>> START RECORD EXTRACTS

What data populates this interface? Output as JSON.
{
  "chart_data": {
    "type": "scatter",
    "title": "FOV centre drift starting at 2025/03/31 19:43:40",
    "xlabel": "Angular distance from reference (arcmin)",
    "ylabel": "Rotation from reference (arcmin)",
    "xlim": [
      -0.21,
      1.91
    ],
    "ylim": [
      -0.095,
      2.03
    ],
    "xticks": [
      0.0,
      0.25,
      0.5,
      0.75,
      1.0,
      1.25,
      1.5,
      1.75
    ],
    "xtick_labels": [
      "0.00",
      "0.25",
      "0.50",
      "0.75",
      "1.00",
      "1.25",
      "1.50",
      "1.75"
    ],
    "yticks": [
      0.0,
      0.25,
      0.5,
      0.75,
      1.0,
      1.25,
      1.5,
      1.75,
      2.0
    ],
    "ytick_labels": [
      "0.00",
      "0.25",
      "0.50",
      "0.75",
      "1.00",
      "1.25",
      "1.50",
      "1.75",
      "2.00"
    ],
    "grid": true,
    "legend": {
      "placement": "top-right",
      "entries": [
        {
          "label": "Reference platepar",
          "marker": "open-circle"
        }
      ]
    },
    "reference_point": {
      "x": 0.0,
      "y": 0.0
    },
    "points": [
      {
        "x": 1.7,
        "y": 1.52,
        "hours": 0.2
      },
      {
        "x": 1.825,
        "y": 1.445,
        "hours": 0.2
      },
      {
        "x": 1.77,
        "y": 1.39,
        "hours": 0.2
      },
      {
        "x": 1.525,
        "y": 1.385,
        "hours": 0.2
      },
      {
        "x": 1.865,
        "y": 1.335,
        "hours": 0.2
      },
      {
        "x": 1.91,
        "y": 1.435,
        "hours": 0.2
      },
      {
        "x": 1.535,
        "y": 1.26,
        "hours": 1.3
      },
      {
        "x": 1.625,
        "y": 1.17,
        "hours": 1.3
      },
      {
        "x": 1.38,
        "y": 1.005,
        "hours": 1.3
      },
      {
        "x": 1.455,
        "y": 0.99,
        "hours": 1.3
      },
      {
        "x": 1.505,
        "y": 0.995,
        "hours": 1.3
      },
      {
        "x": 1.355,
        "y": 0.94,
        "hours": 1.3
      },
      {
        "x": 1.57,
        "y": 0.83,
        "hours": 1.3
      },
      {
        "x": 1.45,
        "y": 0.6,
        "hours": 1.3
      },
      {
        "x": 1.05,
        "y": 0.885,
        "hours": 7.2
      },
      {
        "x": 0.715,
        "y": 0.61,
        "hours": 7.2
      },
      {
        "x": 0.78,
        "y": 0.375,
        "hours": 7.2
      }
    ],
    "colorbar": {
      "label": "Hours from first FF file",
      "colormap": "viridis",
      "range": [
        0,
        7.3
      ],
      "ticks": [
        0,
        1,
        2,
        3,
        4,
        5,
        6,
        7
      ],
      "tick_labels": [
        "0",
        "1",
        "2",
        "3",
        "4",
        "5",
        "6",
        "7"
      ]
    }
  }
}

>> END RECORD EXTRACTS

## EXERCISE REQUIREMENTS
Return the entries above exactly, each one complete.

## REPLY TO THE EXERCISE
What data populates this interface? Output as JSON.
{
  "chart_data": {
    "type": "scatter",
    "title": "FOV centre drift starting at 2025/03/31 19:43:40",
    "xlabel": "Angular distance from reference (arcmin)",
    "ylabel": "Rotation from reference (arcmin)",
    "xlim": [
      -0.21,
      1.91
    ],
    "ylim": [
      -0.095,
      2.03
    ],
    "xticks": [
      0.0,
      0.25,
      0.5,
      0.75,
      1.0,
      1.25,
      1.5,
      1.75
    ],
    "xtick_labels": [
      "0.00",
      "0.25",
      "0.50",
      "0.75",
      "1.00",
      "1.25",
      "1.50",
      "1.75"
    ],
    "yticks": [
      0.0,
      0.25,
      0.5,
      0.75,
      1.0,
      1.25,
      1.5,
      1.75,
      2.0
    ],
    "ytick_labels": [
      "0.00",
      "0.25",
      "0.50",
      "0.75",
      "1.00",
      "1.25",
      "1.50",
      "1.75",
      "2.00"
    ],
    "grid": true,
    "legend": {
      "placement": "top-right",
      "entries": [
        {
          "label": "Reference platepar",
          "marker": "open-circle"
        }
      ]
    },
    "reference_point": {
      "x": 0.0,
      "y": 0.0
    },
    "points": [
      {
        "x": 1.7,
        "y": 1.52,
        "hours": 0.2
      },
      {
        "x": 1.825,
        "y": 1.445,
        "hours": 0.2
      },
      {
        "x": 1.77,
        "y": 1.39,
        "hours": 0.2
      },
      {
        "x": 1.525,
        "y": 1.385,
        "hours": 0.2
      },
      {
        "x": 1.865,
        "y": 1.335,
        "hours": 0.2
      },
      {
        "x": 1.91,
        "y": 1.435,
        "hours": 0.2
      },
      {
        "x": 1.535,
        "y": 1.26,
        "hours": 1.3
      },
      {
        "x": 1.625,
        "y": 1.17,
        "hours": 1.3
      },
      {
        "x": 1.38,
        "y": 1.005,
        "hours": 1.3
      },
      {
        "x": 1.455,
        "y": 0.99,
        "hours": 1.3
      },
      {
        "x": 1.505,
        "y": 0.995,
        "hours": 1.3
      },
      {
        "x": 1.355,
        "y": 0.94,
        "hours": 1.3
      },
      {
        "x": 1.57,
        "y": 0.83,
        "hours": 1.3
      },
      {
        "x": 1.45,
        "y": 0.6,
        "hours": 1.3
      },
      {
        "x": 1.05,
        "y": 0.885,
        "hours": 7.2
      },
      {
        "x": 0.715,
        "y": 0.61,
        "hours": 7.2
      },
      {
        "x": 0.78,
        "y": 0.375,
        "hours": 7.2
      }
    ],
    "colorbar": {
      "label": "Hours from first FF file",
      "colormap": "viridis",
      "range": [
        0,
        7.3
      ],
      "ticks": [
        0,
        1,
        2,
        3,
        4,
        5,
        6,
        7
      ],
      "tick_labels": [
        "0",
        "1",
        "2",
        "3",
        "4",
        "5",
        "6",
        "7"
      ]
    }
  }
}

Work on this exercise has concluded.